+++ Data shown

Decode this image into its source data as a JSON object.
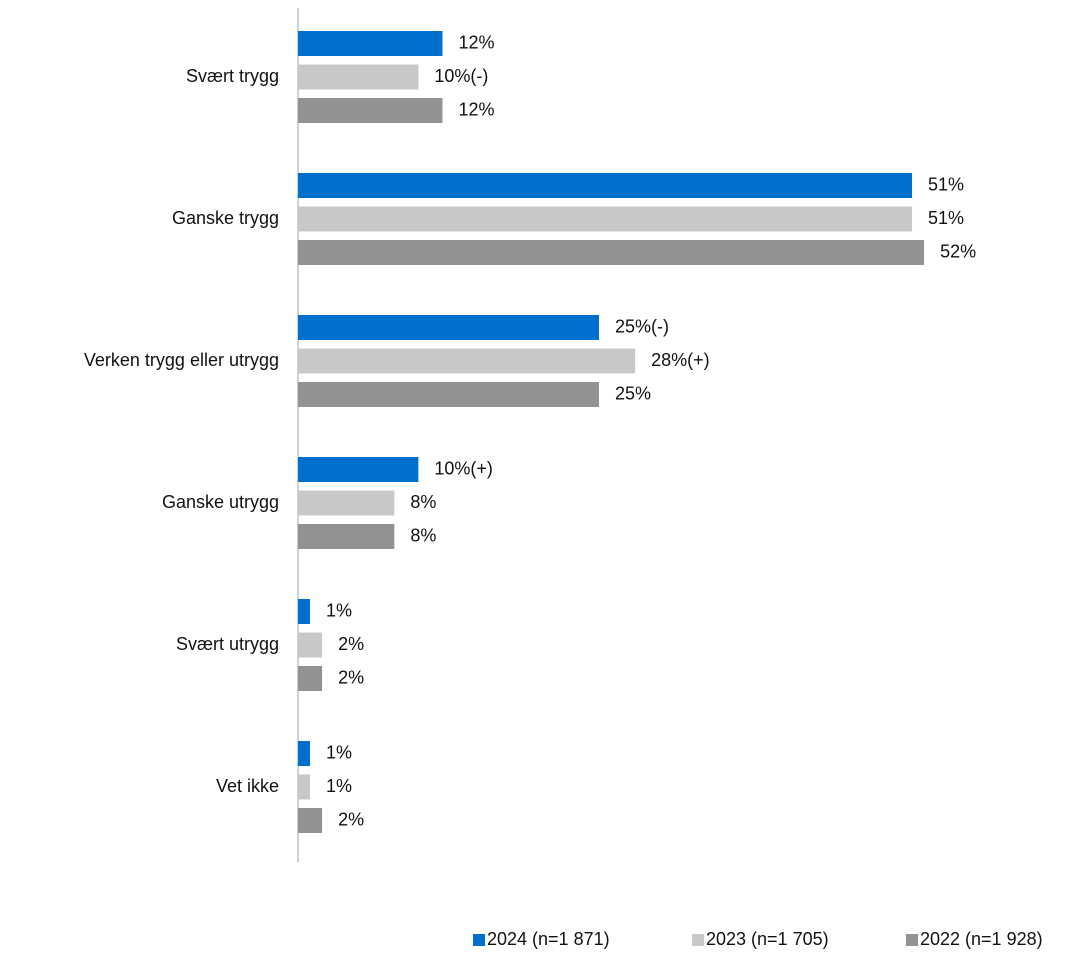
{
  "chart_data": {
    "type": "bar",
    "orientation": "horizontal",
    "categories": [
      "Svært trygg",
      "Ganske trygg",
      "Verken trygg eller utrygg",
      "Ganske utrygg",
      "Svært utrygg",
      "Vet ikke"
    ],
    "series": [
      {
        "name": "2024 (n=1 871)",
        "color": "#0070ce",
        "values": [
          12,
          51,
          25,
          10,
          1,
          1
        ],
        "value_labels": [
          "12%",
          "51%",
          "25%(-)",
          "10%(+)",
          "1%",
          "1%"
        ]
      },
      {
        "name": "2023 (n=1 705)",
        "color": "#c8c8c8",
        "values": [
          10,
          51,
          28,
          8,
          2,
          1
        ],
        "value_labels": [
          "10%(-)",
          "51%",
          "28%(+)",
          "8%",
          "2%",
          "1%"
        ]
      },
      {
        "name": "2022 (n=1 928)",
        "color": "#929292",
        "values": [
          12,
          52,
          25,
          8,
          2,
          2
        ],
        "value_labels": [
          "12%",
          "52%",
          "25%",
          "8%",
          "2%",
          "2%"
        ]
      }
    ],
    "legend": "bottom-right"
  }
}
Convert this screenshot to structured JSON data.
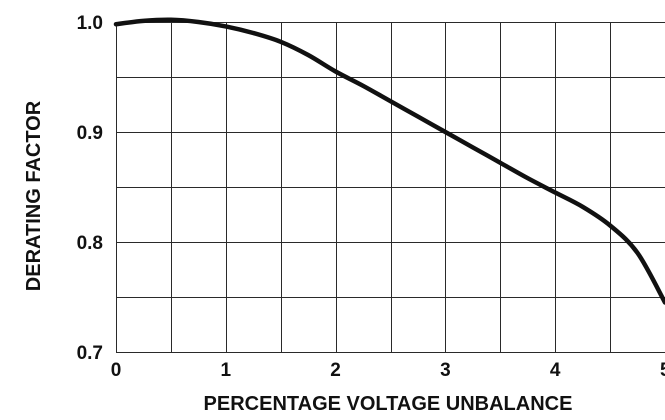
{
  "chart_data": {
    "type": "line",
    "title": "",
    "xlabel": "PERCENTAGE VOLTAGE UNBALANCE",
    "ylabel": "DERATING FACTOR",
    "xlim": [
      0,
      5
    ],
    "ylim": [
      0.7,
      1.0
    ],
    "x_ticks": [
      0,
      1,
      2,
      3,
      4,
      5
    ],
    "x_tick_labels": [
      "0",
      "1",
      "2",
      "3",
      "4",
      "5"
    ],
    "y_ticks": [
      0.7,
      0.8,
      0.9,
      1.0
    ],
    "y_tick_labels": [
      "0.7",
      "0.8",
      "0.9",
      "1.0"
    ],
    "x_grid_step": 0.5,
    "y_grid_step": 0.05,
    "grid": true,
    "legend": "none",
    "series": [
      {
        "x": [
          0,
          0.25,
          0.5,
          0.75,
          1.0,
          1.25,
          1.5,
          1.75,
          2.0,
          2.25,
          2.5,
          2.75,
          3.0,
          3.25,
          3.5,
          3.75,
          4.0,
          4.25,
          4.5,
          4.75,
          5.0
        ],
        "y": [
          0.998,
          1.001,
          1.002,
          1.0,
          0.996,
          0.99,
          0.982,
          0.97,
          0.955,
          0.942,
          0.928,
          0.914,
          0.9,
          0.886,
          0.872,
          0.858,
          0.845,
          0.832,
          0.815,
          0.79,
          0.745
        ]
      }
    ]
  }
}
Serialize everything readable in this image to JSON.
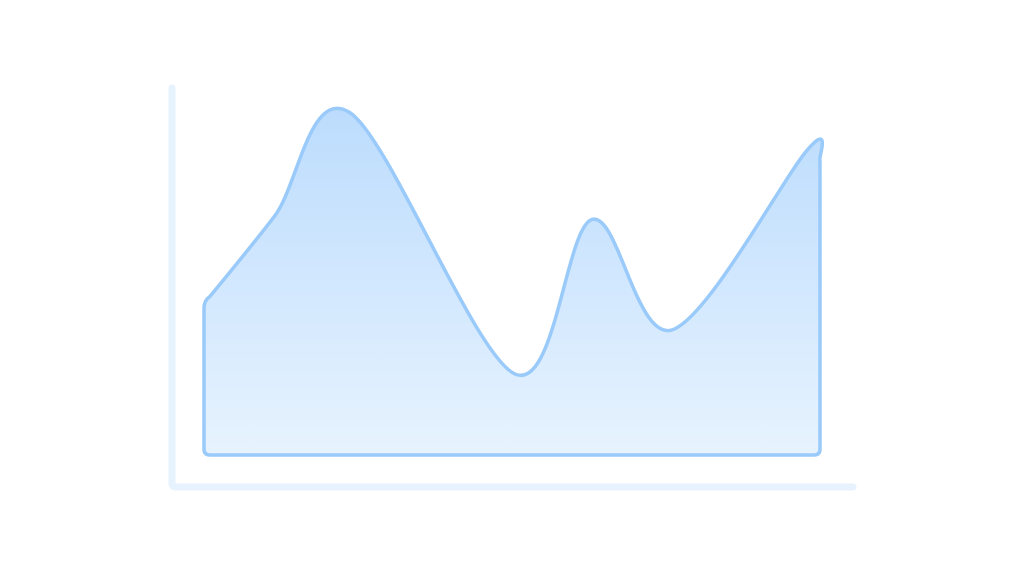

++++++

Written request | Exclude the pictures and repeat every other part of the records word for word.

Result of this exercise |
Decode this image into its source data as a JSON object.
{
  "chart_data": {
    "type": "bar",
    "orientation": "horizontal",
    "categories": [
      "Svært trygg",
      "Ganske trygg",
      "Verken trygg eller utrygg",
      "Ganske utrygg",
      "Svært utrygg",
      "Vet ikke"
    ],
    "series": [
      {
        "name": "2024 (n=1 871)",
        "color": "#0070ce",
        "values": [
          12,
          51,
          25,
          10,
          1,
          1
        ],
        "value_labels": [
          "12%",
          "51%",
          "25%(-)",
          "10%(+)",
          "1%",
          "1%"
        ]
      },
      {
        "name": "2023 (n=1 705)",
        "color": "#c8c8c8",
        "values": [
          10,
          51,
          28,
          8,
          2,
          1
        ],
        "value_labels": [
          "10%(-)",
          "51%",
          "28%(+)",
          "8%",
          "2%",
          "1%"
        ]
      },
      {
        "name": "2022 (n=1 928)",
        "color": "#929292",
        "values": [
          12,
          52,
          25,
          8,
          2,
          2
        ],
        "value_labels": [
          "12%",
          "52%",
          "25%",
          "8%",
          "2%",
          "2%"
        ]
      }
    ],
    "legend": "bottom-right"
  }
}
Convert this screenshot to structured JSON data.
{
  "chart_data": {
    "type": "line",
    "title": "",
    "xlabel": "PERCENTAGE VOLTAGE UNBALANCE",
    "ylabel": "DERATING FACTOR",
    "xlim": [
      0,
      5
    ],
    "ylim": [
      0.7,
      1.0
    ],
    "x_ticks": [
      0,
      1,
      2,
      3,
      4,
      5
    ],
    "x_tick_labels": [
      "0",
      "1",
      "2",
      "3",
      "4",
      "5"
    ],
    "y_ticks": [
      0.7,
      0.8,
      0.9,
      1.0
    ],
    "y_tick_labels": [
      "0.7",
      "0.8",
      "0.9",
      "1.0"
    ],
    "x_grid_step": 0.5,
    "y_grid_step": 0.05,
    "grid": true,
    "legend": "none",
    "series": [
      {
        "x": [
          0,
          0.25,
          0.5,
          0.75,
          1.0,
          1.25,
          1.5,
          1.75,
          2.0,
          2.25,
          2.5,
          2.75,
          3.0,
          3.25,
          3.5,
          3.75,
          4.0,
          4.25,
          4.5,
          4.75,
          5.0
        ],
        "y": [
          0.998,
          1.001,
          1.002,
          1.0,
          0.996,
          0.99,
          0.982,
          0.97,
          0.955,
          0.942,
          0.928,
          0.914,
          0.9,
          0.886,
          0.872,
          0.858,
          0.845,
          0.832,
          0.815,
          0.79,
          0.745
        ]
      }
    ]
  }
}
Serialize everything readable in this image to JSON.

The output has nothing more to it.